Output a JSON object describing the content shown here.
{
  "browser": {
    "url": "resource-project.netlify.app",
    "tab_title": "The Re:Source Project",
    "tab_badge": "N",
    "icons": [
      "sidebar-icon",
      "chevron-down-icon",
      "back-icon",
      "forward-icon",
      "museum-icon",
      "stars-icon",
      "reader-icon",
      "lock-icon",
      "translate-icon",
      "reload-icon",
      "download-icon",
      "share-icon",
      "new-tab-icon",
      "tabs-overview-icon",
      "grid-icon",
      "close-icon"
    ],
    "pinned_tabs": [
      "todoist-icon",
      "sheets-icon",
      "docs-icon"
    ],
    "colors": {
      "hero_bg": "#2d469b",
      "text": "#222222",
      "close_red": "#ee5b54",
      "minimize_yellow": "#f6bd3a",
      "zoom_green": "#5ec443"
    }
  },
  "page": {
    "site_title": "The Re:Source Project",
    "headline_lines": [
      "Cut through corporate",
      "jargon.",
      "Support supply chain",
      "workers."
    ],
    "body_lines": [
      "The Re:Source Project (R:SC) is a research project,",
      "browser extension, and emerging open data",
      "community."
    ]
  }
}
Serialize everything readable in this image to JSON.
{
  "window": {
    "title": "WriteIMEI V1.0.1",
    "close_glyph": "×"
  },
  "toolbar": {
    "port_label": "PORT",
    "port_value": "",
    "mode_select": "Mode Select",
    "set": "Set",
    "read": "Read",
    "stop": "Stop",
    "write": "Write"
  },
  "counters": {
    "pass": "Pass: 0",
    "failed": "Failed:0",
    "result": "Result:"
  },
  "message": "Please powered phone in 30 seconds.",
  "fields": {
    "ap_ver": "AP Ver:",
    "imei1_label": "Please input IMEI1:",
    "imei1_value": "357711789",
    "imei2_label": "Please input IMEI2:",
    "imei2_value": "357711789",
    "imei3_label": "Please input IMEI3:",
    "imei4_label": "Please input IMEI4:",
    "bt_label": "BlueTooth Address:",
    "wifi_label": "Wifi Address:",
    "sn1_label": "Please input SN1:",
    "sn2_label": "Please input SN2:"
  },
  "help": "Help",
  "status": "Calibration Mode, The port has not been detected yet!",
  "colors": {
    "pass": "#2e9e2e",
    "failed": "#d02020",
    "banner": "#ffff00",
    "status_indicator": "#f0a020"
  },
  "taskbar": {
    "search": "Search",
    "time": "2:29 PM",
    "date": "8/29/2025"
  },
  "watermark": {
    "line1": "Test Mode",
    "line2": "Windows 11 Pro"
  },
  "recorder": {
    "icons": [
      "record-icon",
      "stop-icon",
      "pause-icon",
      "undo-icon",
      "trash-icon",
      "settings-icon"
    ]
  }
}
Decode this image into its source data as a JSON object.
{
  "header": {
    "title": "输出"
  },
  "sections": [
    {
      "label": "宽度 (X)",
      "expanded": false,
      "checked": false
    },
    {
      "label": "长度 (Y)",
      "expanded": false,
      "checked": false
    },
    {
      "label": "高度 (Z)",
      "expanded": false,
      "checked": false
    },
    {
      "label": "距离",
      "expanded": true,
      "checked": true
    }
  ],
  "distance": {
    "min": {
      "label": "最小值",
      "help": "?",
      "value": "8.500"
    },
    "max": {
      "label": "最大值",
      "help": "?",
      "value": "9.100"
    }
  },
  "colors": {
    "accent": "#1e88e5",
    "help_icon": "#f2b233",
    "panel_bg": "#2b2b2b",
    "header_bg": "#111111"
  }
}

====================

- Exercise requirements -
Please quote every record above exactly as it appears.

- Exercise answer -
Output a JSON object describing the content shown here.
{
  "browser": {
    "url": "resource-project.netlify.app",
    "tab_title": "The Re:Source Project",
    "tab_badge": "N",
    "icons": [
      "sidebar-icon",
      "chevron-down-icon",
      "back-icon",
      "forward-icon",
      "museum-icon",
      "stars-icon",
      "reader-icon",
      "lock-icon",
      "translate-icon",
      "reload-icon",
      "download-icon",
      "share-icon",
      "new-tab-icon",
      "tabs-overview-icon",
      "grid-icon",
      "close-icon"
    ],
    "pinned_tabs": [
      "todoist-icon",
      "sheets-icon",
      "docs-icon"
    ],
    "colors": {
      "hero_bg": "#2d469b",
      "text": "#222222",
      "close_red": "#ee5b54",
      "minimize_yellow": "#f6bd3a",
      "zoom_green": "#5ec443"
    }
  },
  "page": {
    "site_title": "The Re:Source Project",
    "headline_lines": [
      "Cut through corporate",
      "jargon.",
      "Support supply chain",
      "workers."
    ],
    "body_lines": [
      "The Re:Source Project (R:SC) is a research project,",
      "browser extension, and emerging open data",
      "community."
    ]
  }
}
Serialize everything readable in this image to JSON.
{
  "window": {
    "title": "WriteIMEI V1.0.1",
    "close_glyph": "×"
  },
  "toolbar": {
    "port_label": "PORT",
    "port_value": "",
    "mode_select": "Mode Select",
    "set": "Set",
    "read": "Read",
    "stop": "Stop",
    "write": "Write"
  },
  "counters": {
    "pass": "Pass: 0",
    "failed": "Failed:0",
    "result": "Result:"
  },
  "message": "Please powered phone in 30 seconds.",
  "fields": {
    "ap_ver": "AP Ver:",
    "imei1_label": "Please input IMEI1:",
    "imei1_value": "357711789",
    "imei2_label": "Please input IMEI2:",
    "imei2_value": "357711789",
    "imei3_label": "Please input IMEI3:",
    "imei4_label": "Please input IMEI4:",
    "bt_label": "BlueTooth Address:",
    "wifi_label": "Wifi Address:",
    "sn1_label": "Please input SN1:",
    "sn2_label": "Please input SN2:"
  },
  "help": "Help",
  "status": "Calibration Mode, The port has not been detected yet!",
  "colors": {
    "pass": "#2e9e2e",
    "failed": "#d02020",
    "banner": "#ffff00",
    "status_indicator": "#f0a020"
  },
  "taskbar": {
    "search": "Search",
    "time": "2:29 PM",
    "date": "8/29/2025"
  },
  "watermark": {
    "line1": "Test Mode",
    "line2": "Windows 11 Pro"
  },
  "recorder": {
    "icons": [
      "record-icon",
      "stop-icon",
      "pause-icon",
      "undo-icon",
      "trash-icon",
      "settings-icon"
    ]
  }
}
Decode this image into its source data as a JSON object.
{
  "header": {
    "title": "输出"
  },
  "sections": [
    {
      "label": "宽度 (X)",
      "expanded": false,
      "checked": false
    },
    {
      "label": "长度 (Y)",
      "expanded": false,
      "checked": false
    },
    {
      "label": "高度 (Z)",
      "expanded": false,
      "checked": false
    },
    {
      "label": "距离",
      "expanded": true,
      "checked": true
    }
  ],
  "distance": {
    "min": {
      "label": "最小值",
      "help": "?",
      "value": "8.500"
    },
    "max": {
      "label": "最大值",
      "help": "?",
      "value": "9.100"
    }
  },
  "colors": {
    "accent": "#1e88e5",
    "help_icon": "#f2b233",
    "panel_bg": "#2b2b2b",
    "header_bg": "#111111"
  }
}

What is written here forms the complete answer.